++++ Task inputs ++++

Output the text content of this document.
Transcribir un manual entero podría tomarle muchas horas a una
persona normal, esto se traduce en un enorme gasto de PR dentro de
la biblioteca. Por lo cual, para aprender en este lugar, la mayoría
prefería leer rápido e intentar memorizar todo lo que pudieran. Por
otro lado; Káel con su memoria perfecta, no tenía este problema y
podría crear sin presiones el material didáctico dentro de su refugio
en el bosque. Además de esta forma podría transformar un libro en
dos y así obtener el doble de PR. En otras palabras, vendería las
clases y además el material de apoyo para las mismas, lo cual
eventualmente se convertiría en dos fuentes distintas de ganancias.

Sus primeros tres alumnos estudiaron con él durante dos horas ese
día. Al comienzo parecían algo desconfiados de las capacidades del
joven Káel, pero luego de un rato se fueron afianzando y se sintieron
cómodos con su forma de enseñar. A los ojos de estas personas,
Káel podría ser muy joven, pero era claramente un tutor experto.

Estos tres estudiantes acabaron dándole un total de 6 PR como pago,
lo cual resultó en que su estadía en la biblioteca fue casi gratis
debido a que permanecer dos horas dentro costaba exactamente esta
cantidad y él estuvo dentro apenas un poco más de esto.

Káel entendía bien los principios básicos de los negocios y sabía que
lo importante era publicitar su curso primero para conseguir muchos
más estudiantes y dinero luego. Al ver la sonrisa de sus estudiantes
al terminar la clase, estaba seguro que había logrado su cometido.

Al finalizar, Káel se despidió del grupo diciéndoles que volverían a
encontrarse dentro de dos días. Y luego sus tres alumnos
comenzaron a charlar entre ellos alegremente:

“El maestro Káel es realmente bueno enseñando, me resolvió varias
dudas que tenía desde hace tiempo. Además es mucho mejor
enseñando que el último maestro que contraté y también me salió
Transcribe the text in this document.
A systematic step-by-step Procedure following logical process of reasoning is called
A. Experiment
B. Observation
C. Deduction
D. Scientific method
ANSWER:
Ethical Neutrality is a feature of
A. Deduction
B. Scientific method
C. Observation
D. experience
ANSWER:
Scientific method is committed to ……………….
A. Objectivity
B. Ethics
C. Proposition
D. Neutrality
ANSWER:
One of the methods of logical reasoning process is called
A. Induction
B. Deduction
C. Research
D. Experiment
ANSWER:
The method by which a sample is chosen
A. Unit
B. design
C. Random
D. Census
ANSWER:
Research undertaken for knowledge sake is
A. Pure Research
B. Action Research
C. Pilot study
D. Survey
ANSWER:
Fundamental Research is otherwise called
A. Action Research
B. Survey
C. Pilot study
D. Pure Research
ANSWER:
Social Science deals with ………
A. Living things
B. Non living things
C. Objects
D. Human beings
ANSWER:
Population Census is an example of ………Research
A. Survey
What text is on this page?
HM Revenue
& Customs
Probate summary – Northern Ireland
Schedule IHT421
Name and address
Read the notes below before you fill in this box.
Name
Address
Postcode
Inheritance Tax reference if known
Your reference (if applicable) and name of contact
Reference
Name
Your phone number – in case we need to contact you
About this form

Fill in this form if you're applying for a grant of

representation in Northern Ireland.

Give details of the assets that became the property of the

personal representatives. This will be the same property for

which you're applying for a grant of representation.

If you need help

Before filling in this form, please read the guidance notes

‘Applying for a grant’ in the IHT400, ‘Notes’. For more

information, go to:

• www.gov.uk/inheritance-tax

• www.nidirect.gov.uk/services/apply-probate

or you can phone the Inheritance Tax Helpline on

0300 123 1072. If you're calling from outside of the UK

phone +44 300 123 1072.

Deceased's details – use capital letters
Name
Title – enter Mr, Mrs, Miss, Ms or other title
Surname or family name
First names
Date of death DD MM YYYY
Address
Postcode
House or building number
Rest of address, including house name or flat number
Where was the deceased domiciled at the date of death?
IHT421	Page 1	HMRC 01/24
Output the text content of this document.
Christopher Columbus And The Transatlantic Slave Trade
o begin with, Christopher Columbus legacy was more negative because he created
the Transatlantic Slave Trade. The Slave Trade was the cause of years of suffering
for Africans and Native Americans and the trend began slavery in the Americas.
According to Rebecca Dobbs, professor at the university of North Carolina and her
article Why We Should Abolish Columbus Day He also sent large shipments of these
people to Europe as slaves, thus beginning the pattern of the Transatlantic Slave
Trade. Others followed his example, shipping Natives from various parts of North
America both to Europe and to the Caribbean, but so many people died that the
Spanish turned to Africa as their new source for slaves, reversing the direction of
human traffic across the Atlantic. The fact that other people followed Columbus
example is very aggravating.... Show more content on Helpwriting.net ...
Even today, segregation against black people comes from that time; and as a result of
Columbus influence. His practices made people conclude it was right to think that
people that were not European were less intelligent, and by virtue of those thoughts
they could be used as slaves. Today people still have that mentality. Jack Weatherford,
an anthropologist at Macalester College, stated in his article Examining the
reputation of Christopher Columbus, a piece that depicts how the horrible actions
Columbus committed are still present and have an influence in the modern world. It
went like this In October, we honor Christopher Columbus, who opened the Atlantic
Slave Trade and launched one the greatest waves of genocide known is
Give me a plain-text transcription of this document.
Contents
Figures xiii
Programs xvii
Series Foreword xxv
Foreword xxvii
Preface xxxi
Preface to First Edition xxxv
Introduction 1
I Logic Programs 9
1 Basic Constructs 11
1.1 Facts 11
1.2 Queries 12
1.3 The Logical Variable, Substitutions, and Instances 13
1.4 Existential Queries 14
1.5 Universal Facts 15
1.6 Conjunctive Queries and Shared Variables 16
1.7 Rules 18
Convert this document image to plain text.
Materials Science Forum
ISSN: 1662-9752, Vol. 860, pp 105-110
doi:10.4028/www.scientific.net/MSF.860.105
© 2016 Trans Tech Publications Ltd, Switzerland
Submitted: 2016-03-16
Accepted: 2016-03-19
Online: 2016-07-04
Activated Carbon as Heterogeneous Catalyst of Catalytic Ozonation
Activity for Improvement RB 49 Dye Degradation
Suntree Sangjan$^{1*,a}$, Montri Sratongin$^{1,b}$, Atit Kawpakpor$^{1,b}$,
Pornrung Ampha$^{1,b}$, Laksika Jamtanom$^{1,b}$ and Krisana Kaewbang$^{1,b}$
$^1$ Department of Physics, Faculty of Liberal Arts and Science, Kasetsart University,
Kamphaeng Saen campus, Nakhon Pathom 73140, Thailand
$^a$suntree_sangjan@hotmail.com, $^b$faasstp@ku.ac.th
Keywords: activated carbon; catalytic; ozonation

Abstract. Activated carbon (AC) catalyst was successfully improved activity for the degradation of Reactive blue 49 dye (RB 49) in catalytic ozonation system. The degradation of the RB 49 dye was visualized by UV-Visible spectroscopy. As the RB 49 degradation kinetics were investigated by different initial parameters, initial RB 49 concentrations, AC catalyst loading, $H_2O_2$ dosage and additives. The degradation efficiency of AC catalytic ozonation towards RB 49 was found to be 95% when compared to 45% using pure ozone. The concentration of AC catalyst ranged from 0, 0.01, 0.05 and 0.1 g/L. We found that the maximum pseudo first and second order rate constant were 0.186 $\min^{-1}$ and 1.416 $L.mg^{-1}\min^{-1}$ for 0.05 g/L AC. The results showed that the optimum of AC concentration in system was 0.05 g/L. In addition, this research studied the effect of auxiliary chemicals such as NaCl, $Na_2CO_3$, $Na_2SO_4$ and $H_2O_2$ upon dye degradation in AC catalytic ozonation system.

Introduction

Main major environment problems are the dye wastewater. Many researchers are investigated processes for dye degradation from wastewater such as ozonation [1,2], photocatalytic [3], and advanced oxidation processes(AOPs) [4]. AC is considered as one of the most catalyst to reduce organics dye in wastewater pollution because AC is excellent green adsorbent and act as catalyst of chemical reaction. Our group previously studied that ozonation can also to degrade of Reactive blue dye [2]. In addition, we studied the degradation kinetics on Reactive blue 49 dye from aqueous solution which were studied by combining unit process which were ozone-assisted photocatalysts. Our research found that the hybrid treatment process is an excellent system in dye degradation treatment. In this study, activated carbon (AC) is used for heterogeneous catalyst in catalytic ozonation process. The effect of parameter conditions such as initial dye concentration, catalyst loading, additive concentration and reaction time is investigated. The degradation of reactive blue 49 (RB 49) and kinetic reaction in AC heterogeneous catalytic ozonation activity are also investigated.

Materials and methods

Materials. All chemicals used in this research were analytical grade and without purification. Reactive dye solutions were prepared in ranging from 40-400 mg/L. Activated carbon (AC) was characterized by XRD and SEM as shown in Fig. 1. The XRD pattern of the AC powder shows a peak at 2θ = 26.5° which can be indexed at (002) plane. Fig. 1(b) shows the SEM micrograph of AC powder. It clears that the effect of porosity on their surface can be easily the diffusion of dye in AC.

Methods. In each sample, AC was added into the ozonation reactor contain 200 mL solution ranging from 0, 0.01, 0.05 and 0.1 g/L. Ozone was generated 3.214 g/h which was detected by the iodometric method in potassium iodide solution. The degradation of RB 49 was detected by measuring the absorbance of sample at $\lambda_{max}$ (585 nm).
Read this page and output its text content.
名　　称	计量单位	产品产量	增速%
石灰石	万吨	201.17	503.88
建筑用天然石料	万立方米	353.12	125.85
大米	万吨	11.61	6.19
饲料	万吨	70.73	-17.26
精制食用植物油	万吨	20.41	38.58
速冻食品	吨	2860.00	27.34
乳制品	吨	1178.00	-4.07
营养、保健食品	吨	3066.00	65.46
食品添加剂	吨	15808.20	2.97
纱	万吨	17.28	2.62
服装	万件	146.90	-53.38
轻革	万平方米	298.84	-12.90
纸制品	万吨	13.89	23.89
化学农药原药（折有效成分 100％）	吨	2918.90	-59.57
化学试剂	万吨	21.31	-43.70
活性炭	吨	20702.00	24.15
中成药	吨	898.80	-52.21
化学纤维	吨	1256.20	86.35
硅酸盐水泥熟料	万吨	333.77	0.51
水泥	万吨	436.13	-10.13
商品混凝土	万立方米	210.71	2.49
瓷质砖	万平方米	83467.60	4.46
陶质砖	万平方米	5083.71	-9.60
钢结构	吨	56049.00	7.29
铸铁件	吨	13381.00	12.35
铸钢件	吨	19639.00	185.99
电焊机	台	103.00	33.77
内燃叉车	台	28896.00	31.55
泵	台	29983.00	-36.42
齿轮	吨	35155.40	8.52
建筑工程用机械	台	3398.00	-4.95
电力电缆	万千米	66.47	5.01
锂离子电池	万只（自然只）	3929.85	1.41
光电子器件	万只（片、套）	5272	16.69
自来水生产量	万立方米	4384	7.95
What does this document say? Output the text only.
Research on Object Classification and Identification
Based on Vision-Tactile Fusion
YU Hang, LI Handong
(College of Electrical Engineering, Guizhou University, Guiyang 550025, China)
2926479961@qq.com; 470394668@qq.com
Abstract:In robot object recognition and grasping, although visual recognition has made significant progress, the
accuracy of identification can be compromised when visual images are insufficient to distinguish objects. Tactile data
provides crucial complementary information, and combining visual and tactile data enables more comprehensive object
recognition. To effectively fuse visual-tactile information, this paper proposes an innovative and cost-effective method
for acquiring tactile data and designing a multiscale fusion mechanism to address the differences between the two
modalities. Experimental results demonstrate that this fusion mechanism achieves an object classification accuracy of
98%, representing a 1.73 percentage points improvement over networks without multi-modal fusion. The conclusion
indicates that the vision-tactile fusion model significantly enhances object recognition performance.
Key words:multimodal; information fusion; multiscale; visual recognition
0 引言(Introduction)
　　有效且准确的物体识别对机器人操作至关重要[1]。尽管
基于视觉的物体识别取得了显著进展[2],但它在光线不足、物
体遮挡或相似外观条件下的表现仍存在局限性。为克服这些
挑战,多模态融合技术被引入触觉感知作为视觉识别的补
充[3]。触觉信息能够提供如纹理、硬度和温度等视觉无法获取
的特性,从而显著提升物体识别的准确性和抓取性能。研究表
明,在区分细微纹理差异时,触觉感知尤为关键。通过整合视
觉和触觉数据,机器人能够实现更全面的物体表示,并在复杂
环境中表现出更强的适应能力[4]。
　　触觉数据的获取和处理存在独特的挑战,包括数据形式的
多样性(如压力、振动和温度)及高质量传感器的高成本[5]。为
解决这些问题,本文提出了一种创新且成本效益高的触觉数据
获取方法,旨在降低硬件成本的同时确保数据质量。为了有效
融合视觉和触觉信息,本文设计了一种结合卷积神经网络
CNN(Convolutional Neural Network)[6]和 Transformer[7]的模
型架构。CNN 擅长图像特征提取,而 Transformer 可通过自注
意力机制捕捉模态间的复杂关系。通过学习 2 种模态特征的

++++

> [What needs to be done]: Identify how many lines in the entries above include the string "called", then state that number alone.

> [Solution to the problem]: 3